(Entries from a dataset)

+--

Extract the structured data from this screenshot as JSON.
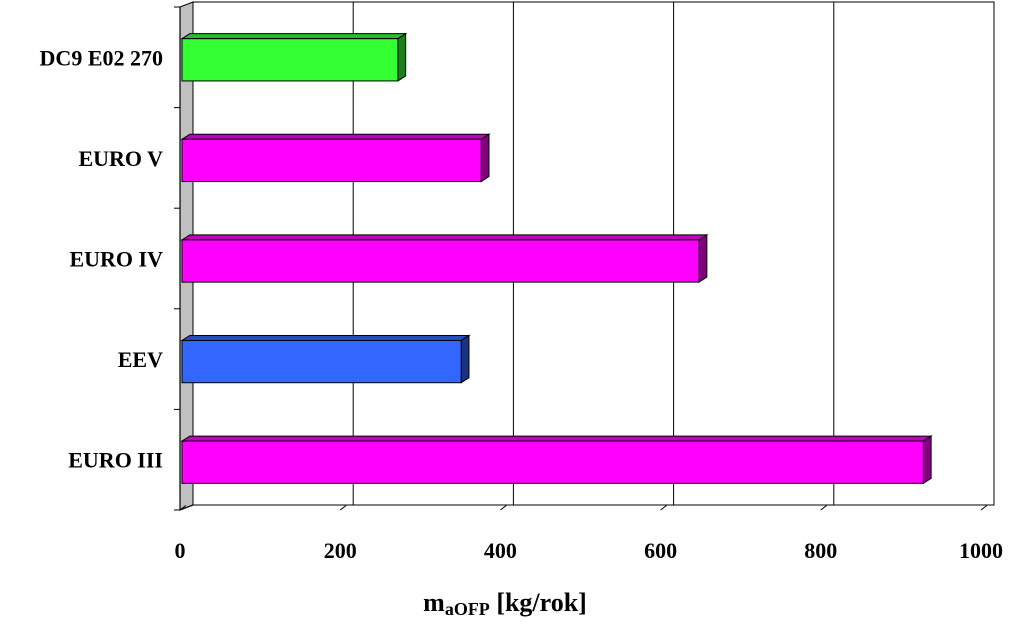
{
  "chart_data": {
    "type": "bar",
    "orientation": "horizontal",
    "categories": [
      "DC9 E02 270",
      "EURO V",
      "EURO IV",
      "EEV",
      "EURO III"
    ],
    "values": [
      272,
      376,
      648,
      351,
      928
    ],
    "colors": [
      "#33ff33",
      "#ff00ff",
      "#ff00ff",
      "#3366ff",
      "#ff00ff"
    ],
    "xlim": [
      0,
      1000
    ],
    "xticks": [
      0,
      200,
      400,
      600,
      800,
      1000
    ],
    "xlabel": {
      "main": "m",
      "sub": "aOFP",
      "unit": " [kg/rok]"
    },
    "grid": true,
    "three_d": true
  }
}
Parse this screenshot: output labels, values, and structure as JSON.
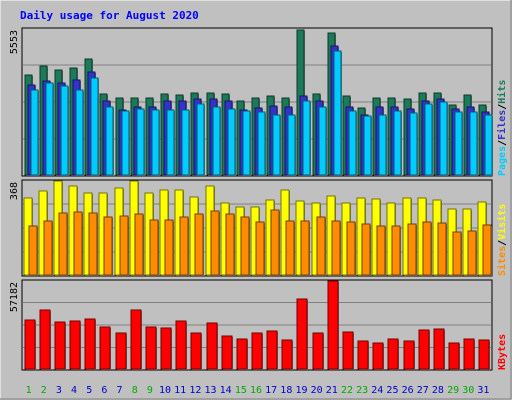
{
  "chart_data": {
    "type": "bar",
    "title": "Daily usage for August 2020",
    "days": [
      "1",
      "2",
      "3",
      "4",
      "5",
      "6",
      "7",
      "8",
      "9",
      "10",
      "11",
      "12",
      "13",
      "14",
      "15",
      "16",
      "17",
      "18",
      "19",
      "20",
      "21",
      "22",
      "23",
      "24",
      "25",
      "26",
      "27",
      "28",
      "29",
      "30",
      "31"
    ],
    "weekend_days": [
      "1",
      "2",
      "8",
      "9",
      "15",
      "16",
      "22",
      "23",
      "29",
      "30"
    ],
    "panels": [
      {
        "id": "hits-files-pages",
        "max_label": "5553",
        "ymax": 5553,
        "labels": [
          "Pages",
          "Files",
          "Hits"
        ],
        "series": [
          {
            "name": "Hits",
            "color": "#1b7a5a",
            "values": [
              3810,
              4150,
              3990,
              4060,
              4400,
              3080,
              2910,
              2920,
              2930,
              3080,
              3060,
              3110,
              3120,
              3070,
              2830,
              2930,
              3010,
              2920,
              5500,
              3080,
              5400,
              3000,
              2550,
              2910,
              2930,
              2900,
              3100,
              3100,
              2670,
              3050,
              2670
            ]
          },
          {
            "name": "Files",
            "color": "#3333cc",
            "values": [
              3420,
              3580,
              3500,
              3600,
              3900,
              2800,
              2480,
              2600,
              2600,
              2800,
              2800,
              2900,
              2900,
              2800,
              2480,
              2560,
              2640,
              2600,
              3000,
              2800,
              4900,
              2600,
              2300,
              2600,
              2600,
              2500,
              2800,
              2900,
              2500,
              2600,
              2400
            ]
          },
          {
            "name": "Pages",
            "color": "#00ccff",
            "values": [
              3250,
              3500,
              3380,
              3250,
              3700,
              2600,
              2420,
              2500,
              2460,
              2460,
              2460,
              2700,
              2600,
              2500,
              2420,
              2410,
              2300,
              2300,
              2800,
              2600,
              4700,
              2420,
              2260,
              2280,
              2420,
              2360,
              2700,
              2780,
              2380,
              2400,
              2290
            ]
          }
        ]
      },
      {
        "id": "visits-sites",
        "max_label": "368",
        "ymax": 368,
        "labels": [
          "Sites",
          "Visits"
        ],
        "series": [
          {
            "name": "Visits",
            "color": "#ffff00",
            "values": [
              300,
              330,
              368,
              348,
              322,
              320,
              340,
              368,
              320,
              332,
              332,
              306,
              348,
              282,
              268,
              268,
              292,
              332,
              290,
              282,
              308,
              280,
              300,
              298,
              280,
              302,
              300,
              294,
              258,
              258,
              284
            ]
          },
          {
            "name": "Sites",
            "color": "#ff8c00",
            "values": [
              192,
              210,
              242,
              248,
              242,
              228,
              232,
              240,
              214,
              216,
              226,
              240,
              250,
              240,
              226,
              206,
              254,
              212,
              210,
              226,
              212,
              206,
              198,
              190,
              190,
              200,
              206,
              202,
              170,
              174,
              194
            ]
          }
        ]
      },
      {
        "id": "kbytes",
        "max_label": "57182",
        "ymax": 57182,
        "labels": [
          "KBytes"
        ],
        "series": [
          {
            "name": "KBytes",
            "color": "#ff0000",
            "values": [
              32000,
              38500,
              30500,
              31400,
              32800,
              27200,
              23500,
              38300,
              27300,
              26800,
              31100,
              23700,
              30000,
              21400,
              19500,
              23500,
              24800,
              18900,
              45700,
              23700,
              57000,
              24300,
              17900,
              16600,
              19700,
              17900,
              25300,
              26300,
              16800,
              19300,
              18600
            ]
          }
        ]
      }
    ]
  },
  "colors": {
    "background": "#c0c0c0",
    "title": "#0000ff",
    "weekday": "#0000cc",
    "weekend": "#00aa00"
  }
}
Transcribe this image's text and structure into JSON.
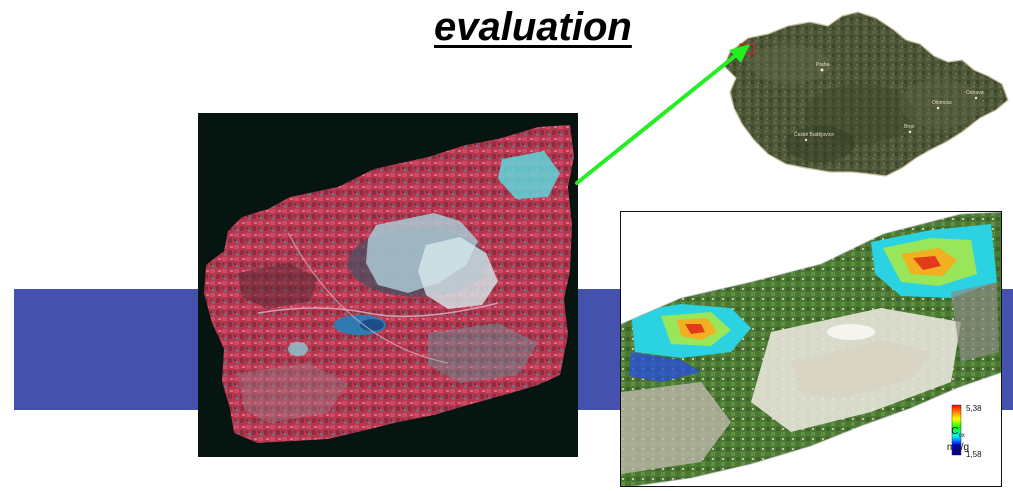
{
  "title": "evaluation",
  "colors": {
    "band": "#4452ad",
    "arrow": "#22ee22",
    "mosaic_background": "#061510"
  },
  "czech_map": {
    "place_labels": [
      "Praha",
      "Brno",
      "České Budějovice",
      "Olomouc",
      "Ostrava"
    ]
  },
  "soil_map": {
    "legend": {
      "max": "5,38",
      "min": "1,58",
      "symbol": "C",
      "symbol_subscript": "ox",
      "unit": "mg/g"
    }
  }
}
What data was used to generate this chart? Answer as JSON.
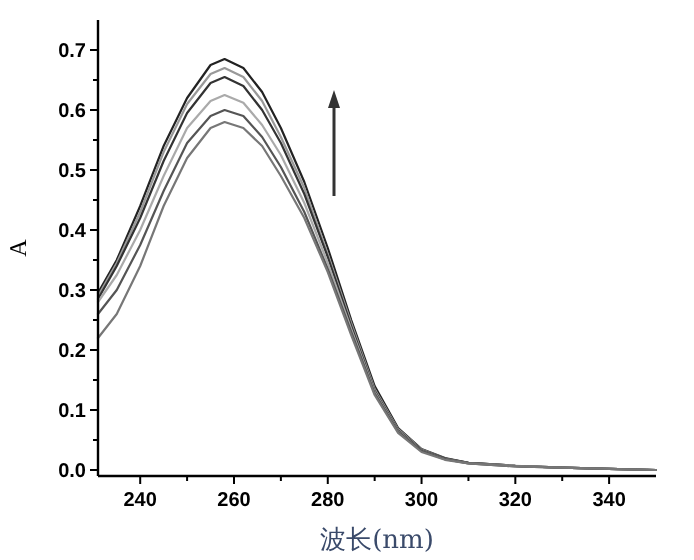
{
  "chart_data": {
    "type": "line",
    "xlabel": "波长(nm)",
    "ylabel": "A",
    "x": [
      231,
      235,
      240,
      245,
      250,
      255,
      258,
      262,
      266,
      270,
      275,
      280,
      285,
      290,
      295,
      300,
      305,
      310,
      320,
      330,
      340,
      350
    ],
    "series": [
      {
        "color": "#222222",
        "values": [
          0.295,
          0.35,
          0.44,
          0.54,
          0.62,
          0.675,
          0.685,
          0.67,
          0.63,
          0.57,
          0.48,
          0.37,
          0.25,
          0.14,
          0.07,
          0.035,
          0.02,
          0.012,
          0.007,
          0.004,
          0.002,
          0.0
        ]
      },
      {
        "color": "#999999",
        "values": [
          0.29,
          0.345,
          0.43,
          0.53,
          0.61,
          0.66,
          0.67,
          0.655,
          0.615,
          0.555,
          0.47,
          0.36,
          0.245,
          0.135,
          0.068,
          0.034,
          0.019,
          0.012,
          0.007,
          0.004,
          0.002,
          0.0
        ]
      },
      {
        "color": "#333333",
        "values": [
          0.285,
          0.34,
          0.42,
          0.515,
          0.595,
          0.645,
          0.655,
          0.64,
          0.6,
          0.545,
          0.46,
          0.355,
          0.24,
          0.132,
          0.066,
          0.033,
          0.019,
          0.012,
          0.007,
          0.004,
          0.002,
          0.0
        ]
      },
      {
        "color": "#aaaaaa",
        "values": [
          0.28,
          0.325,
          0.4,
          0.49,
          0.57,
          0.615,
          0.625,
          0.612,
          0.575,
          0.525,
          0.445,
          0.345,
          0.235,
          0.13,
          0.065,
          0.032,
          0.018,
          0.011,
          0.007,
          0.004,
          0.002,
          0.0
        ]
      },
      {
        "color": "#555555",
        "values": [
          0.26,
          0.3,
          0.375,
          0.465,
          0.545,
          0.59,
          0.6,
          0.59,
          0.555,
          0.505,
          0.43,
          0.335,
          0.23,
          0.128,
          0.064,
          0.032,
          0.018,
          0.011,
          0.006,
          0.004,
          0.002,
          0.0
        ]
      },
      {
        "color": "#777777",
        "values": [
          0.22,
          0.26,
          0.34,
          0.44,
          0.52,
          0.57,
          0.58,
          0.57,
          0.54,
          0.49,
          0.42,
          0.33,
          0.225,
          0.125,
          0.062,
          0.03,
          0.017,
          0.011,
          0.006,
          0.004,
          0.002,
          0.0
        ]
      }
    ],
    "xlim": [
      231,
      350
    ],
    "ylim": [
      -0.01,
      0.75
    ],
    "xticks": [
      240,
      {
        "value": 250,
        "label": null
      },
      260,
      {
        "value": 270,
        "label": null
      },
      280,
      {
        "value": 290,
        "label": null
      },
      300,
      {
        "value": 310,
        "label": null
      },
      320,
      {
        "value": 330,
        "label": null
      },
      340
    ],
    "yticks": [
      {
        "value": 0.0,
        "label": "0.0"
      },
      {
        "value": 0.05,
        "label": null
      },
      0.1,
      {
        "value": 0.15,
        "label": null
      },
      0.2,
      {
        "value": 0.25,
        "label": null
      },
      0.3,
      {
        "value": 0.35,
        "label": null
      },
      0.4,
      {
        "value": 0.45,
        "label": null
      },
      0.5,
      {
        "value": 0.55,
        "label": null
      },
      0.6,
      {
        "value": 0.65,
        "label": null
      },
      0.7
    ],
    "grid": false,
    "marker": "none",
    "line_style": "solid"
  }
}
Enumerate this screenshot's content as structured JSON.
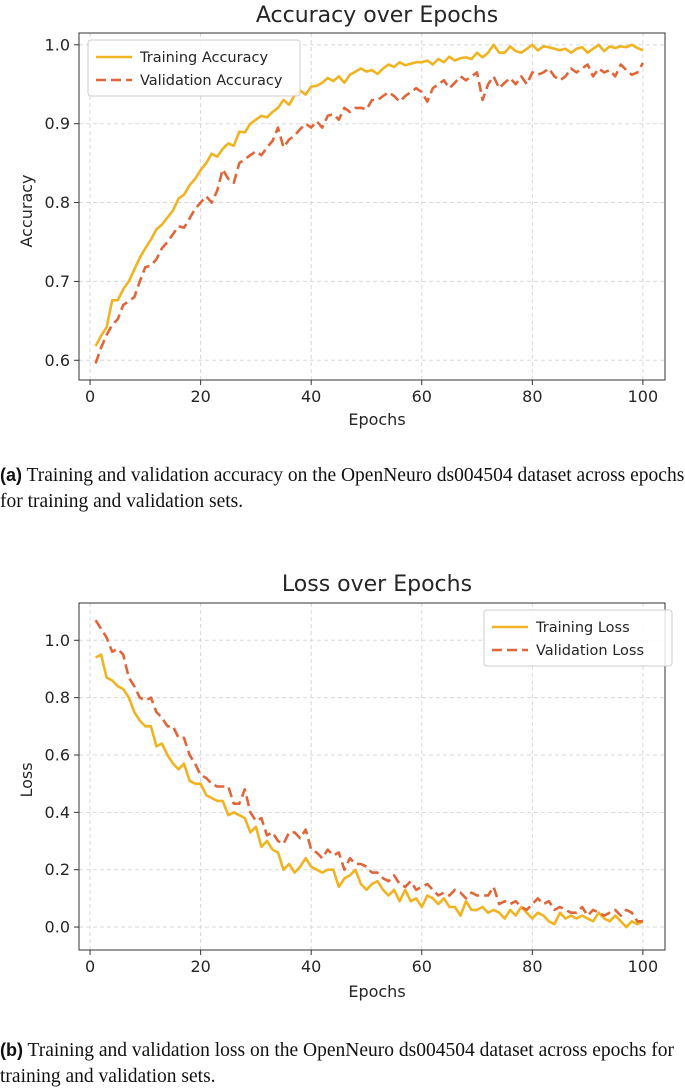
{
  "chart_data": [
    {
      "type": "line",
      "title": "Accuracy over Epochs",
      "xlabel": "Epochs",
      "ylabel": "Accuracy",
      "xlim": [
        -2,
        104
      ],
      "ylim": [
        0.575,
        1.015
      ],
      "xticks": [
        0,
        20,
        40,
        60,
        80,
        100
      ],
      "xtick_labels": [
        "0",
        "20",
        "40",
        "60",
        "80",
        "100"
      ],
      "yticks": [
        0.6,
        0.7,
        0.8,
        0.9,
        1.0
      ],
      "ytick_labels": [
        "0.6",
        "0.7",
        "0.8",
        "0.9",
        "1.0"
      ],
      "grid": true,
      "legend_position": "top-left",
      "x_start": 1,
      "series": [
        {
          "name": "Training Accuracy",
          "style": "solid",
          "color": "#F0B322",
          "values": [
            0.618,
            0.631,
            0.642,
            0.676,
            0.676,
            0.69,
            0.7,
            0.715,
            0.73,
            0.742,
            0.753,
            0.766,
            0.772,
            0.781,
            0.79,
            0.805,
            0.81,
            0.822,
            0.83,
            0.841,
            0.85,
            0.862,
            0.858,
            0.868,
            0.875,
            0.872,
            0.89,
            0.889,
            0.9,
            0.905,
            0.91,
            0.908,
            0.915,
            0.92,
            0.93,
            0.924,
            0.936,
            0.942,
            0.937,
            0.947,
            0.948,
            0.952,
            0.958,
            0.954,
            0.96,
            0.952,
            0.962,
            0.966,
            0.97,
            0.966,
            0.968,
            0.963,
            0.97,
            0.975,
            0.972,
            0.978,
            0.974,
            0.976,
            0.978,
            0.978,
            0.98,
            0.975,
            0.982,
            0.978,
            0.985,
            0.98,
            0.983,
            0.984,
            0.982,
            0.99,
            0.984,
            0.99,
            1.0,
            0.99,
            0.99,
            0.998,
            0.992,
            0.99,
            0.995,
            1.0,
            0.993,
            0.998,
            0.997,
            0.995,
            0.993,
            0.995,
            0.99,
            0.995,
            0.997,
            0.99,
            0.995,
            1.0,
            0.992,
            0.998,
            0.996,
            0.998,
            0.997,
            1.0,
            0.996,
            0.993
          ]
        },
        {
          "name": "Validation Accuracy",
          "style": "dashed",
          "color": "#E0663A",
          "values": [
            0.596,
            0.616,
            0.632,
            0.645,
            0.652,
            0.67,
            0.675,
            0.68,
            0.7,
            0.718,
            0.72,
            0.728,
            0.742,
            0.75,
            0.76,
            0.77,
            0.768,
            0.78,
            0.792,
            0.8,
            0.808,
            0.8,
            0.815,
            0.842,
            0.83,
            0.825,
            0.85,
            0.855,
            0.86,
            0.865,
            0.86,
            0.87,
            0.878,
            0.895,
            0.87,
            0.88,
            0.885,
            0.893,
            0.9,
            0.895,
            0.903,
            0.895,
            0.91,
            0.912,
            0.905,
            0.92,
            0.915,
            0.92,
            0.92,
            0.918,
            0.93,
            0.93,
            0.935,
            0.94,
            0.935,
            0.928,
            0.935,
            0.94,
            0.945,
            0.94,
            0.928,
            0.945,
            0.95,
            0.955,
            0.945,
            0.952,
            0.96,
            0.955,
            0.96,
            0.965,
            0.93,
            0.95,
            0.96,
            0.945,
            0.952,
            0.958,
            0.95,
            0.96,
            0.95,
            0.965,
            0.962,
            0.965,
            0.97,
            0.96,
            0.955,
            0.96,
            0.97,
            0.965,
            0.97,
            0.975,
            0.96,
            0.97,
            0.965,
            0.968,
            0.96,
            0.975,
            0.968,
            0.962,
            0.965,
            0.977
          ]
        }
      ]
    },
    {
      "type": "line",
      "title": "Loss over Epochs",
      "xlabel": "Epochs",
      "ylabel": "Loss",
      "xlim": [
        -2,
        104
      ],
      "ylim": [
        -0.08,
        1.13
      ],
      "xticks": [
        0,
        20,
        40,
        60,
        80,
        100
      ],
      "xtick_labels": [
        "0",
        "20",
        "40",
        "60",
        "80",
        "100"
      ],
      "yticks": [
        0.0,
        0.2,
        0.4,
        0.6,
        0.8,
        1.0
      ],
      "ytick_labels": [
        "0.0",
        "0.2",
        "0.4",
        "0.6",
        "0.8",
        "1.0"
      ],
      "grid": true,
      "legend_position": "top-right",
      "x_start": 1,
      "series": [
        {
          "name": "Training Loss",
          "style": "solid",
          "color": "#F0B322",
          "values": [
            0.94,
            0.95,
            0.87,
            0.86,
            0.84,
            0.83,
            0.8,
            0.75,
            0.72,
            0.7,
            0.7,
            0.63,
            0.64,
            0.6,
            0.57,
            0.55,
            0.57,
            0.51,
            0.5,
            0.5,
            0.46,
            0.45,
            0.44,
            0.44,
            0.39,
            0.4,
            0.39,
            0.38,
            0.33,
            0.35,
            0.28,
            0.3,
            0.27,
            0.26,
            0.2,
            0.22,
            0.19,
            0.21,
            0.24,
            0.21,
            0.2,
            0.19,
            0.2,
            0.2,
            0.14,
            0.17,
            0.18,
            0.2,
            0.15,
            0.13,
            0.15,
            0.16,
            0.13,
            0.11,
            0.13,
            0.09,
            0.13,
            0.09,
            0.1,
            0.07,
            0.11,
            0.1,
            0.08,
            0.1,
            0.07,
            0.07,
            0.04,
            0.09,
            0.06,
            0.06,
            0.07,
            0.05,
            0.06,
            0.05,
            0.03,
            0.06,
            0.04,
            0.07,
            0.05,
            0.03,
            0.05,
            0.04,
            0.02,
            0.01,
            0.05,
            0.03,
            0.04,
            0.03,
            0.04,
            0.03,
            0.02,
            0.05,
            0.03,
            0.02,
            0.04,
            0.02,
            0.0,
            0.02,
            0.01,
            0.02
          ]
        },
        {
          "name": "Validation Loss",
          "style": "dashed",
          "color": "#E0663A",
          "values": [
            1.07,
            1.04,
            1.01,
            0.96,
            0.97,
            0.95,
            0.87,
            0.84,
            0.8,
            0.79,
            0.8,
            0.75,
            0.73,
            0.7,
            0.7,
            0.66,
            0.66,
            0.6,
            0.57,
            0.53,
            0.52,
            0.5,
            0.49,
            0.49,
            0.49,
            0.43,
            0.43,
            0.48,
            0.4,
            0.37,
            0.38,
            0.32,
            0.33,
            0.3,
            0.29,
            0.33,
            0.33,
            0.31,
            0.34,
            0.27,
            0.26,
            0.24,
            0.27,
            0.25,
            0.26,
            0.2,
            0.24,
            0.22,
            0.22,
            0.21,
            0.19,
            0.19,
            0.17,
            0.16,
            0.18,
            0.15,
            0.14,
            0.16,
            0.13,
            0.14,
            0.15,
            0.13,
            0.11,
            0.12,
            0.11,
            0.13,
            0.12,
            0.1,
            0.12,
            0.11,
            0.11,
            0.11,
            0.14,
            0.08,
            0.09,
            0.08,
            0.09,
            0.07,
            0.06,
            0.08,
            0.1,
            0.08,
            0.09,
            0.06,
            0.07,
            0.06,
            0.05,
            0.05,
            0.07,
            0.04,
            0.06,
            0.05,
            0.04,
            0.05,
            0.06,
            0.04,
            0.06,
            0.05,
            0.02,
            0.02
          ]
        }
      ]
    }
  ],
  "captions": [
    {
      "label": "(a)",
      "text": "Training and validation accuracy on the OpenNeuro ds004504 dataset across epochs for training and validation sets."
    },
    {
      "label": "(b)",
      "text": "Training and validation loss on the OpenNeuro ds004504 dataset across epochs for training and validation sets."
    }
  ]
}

+--

DO THIS |
List every line from the entries above in which "xlabel" appears.

RESULT FOR THIS TASK |
    "xlabel": {
    "xlabel": "波长(nm)",
      "xlabel": "Epochs",
      "xlabel": "Epochs",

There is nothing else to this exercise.